*The problem:*
Look through the material below for "ylabel". Copy every line that contains it.

[Entries taken from a collection]

— START —

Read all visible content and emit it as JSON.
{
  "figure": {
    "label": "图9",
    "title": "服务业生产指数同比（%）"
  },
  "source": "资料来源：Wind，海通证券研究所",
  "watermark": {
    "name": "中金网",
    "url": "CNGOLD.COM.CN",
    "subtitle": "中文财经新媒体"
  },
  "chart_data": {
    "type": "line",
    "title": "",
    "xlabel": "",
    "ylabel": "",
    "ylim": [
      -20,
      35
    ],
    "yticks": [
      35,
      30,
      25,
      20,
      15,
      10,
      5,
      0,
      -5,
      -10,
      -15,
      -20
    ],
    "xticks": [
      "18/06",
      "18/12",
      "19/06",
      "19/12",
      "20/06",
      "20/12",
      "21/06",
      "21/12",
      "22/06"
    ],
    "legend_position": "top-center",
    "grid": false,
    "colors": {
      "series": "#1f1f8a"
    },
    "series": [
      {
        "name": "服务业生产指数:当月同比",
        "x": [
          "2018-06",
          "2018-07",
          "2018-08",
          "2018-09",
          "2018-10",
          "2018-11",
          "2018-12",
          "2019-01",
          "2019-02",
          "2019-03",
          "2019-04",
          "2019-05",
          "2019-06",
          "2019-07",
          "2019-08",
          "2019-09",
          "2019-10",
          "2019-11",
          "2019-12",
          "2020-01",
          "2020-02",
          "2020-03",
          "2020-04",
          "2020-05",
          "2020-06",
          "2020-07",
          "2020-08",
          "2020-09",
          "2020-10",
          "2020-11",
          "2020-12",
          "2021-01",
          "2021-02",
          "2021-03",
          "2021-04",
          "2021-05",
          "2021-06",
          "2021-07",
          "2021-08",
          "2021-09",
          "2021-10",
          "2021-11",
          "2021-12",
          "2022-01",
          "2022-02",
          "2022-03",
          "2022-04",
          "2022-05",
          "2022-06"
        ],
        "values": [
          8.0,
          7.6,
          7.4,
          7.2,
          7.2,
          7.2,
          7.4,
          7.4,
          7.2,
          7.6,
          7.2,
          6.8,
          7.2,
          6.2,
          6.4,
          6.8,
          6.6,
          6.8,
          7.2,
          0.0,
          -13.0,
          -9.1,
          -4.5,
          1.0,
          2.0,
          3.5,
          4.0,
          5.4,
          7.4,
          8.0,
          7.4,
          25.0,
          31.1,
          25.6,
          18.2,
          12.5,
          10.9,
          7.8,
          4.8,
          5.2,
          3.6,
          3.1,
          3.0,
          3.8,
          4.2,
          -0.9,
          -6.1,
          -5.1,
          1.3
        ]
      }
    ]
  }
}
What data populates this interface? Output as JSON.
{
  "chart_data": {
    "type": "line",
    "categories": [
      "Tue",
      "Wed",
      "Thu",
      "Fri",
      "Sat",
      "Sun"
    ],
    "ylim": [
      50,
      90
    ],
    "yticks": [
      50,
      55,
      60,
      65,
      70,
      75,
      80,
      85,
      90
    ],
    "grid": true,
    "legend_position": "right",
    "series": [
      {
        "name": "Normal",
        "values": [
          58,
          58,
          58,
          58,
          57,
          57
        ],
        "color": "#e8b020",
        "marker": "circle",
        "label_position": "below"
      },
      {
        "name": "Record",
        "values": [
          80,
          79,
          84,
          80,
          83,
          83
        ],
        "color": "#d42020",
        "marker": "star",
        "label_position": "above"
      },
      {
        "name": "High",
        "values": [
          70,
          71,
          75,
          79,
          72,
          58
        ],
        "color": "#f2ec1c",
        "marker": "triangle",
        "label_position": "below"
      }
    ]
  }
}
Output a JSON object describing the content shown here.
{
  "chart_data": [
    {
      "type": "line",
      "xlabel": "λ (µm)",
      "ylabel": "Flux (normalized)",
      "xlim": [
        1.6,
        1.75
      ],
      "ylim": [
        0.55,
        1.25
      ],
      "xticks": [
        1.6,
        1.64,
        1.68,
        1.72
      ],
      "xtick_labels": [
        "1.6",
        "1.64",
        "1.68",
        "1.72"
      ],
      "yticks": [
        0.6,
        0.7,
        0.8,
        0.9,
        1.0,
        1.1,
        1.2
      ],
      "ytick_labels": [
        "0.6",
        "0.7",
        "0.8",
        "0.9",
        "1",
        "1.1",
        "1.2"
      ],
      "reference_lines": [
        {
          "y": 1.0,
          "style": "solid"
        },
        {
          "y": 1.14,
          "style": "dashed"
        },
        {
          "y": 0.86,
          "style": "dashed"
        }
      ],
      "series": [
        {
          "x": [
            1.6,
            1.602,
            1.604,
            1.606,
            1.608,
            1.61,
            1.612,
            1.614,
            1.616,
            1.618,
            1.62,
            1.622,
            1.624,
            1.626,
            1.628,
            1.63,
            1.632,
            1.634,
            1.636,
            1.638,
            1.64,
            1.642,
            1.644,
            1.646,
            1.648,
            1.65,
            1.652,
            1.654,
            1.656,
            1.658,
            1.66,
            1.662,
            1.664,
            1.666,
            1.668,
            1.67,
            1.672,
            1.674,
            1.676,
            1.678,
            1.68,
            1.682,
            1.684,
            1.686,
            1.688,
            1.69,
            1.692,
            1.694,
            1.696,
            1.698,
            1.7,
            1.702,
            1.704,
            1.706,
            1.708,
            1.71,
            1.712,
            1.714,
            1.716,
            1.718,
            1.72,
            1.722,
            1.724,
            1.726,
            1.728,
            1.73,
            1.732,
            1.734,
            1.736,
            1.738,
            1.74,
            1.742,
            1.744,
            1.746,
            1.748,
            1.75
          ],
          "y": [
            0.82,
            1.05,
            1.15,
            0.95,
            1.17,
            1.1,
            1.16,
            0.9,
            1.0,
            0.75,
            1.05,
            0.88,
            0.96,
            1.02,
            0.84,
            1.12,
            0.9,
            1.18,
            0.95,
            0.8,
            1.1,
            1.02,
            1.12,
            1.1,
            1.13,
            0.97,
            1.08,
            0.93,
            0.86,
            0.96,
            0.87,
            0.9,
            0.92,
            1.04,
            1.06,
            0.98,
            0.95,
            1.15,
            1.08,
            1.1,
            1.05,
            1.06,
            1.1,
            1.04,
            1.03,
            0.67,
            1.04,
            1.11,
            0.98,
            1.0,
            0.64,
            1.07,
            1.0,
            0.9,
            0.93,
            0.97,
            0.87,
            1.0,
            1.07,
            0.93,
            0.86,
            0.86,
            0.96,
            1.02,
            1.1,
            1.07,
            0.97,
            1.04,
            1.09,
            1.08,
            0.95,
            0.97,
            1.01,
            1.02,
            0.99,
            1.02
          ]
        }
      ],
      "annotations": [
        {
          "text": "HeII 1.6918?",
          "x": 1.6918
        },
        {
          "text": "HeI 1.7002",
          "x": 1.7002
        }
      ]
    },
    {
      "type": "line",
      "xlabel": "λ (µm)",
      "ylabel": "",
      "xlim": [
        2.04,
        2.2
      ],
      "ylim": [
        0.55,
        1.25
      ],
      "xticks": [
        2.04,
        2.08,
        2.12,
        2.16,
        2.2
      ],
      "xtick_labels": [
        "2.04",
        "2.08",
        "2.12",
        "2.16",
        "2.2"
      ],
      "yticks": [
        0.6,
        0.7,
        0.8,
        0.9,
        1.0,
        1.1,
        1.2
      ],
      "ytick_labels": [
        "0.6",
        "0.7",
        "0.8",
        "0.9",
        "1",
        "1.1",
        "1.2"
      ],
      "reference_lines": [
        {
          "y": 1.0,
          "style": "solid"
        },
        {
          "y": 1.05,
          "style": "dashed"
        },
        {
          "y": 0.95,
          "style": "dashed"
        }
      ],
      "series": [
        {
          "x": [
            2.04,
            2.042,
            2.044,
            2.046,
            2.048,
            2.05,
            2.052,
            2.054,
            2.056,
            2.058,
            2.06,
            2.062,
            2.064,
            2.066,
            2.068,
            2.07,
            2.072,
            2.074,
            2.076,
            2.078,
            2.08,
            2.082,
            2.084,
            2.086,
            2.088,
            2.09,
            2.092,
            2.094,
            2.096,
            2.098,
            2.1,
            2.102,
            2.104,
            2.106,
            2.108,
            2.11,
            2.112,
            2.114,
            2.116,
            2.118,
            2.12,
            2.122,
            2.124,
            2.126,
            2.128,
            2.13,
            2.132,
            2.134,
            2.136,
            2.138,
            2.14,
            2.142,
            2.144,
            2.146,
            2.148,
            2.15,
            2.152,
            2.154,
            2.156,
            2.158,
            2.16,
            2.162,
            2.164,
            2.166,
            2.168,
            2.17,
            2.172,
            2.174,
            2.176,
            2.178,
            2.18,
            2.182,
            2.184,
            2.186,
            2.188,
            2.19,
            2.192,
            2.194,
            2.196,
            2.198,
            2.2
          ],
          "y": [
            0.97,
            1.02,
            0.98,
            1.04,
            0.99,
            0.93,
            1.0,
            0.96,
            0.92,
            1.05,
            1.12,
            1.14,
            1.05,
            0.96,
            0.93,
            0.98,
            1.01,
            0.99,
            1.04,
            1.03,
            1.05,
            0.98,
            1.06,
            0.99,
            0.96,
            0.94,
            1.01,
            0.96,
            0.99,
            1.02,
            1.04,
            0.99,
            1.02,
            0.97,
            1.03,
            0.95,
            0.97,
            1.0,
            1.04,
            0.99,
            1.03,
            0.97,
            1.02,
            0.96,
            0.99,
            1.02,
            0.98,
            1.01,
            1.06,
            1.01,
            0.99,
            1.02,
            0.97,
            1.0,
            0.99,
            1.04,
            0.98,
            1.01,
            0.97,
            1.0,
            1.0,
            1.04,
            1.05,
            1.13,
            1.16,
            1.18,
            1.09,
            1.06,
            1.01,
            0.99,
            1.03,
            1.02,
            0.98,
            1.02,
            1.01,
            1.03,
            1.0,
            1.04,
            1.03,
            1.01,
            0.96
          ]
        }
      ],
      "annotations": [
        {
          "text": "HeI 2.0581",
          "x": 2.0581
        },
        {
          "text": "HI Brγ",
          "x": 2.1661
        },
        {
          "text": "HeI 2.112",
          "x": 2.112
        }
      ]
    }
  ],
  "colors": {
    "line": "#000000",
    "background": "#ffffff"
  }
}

— END —

*The completed task:*
    "ylabel": "",
      "ylabel": "Flux (normalized)",
      "ylabel": "",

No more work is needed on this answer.